### Task data

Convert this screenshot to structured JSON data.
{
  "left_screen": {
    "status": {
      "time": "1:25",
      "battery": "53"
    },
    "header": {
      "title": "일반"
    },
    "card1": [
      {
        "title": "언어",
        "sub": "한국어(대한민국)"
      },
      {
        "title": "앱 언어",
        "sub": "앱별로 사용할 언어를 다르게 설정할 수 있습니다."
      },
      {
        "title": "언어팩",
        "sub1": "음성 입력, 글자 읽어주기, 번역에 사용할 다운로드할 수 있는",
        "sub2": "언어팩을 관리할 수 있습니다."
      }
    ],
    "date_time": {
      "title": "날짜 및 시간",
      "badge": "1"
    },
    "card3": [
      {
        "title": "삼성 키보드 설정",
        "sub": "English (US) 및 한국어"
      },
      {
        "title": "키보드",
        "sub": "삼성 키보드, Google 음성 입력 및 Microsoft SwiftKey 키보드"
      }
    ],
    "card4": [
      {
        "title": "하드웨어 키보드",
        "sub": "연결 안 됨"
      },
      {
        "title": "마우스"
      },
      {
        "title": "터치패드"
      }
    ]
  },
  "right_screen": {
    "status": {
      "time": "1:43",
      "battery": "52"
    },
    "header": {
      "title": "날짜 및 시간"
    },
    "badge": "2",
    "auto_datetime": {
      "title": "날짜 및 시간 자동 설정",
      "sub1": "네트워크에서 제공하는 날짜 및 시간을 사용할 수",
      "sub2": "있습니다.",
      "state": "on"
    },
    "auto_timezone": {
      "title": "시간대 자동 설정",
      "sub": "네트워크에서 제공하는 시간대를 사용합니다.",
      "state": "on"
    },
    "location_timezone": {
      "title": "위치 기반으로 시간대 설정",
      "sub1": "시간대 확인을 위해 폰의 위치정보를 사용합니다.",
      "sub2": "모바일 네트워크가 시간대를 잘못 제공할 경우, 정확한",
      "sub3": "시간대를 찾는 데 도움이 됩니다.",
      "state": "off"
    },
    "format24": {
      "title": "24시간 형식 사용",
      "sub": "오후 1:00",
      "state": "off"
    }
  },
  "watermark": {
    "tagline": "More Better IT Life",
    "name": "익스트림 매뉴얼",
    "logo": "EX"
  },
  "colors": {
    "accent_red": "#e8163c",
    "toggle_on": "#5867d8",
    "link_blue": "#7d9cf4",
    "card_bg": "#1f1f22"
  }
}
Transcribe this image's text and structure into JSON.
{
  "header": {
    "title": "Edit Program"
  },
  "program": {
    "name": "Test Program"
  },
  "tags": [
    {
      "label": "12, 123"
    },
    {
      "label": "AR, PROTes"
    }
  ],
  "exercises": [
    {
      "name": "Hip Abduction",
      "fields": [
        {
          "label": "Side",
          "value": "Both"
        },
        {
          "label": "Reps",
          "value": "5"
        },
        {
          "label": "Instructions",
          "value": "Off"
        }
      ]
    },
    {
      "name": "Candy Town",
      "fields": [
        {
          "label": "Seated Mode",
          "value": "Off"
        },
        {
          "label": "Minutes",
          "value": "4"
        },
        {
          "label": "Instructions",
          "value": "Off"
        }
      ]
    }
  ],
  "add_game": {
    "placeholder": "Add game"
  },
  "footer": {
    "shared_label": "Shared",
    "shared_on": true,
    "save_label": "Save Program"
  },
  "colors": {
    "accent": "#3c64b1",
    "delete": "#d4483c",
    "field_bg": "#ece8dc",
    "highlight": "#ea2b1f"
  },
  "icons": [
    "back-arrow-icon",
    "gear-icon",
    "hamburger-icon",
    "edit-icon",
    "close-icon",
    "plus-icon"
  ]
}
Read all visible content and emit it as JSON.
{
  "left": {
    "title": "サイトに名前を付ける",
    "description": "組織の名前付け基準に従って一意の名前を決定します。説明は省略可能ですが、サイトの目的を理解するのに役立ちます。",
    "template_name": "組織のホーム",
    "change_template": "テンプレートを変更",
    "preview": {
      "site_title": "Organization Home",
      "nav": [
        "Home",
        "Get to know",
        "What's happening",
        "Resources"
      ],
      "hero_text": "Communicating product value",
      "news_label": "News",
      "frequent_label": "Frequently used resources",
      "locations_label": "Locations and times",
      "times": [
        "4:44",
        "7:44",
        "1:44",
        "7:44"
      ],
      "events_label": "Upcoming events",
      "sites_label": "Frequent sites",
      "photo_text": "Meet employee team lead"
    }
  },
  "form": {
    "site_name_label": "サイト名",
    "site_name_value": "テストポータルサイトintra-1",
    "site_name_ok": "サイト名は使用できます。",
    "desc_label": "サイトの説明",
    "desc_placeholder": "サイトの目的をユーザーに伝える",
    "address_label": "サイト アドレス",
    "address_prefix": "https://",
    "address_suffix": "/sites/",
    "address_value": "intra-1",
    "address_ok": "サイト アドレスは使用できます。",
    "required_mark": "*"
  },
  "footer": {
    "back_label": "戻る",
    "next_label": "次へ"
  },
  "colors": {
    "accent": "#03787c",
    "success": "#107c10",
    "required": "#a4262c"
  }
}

######

_Problem details:_ Show every line above in which the word "시간대를" occurs.

_Exercise solution:_
      "sub": "네트워크에서 제공하는 시간대를 사용합니다.",
      "sub2": "모바일 네트워크가 시간대를 잘못 제공할 경우, 정확한",
      "sub3": "시간대를 찾는 데 도움이 됩니다.",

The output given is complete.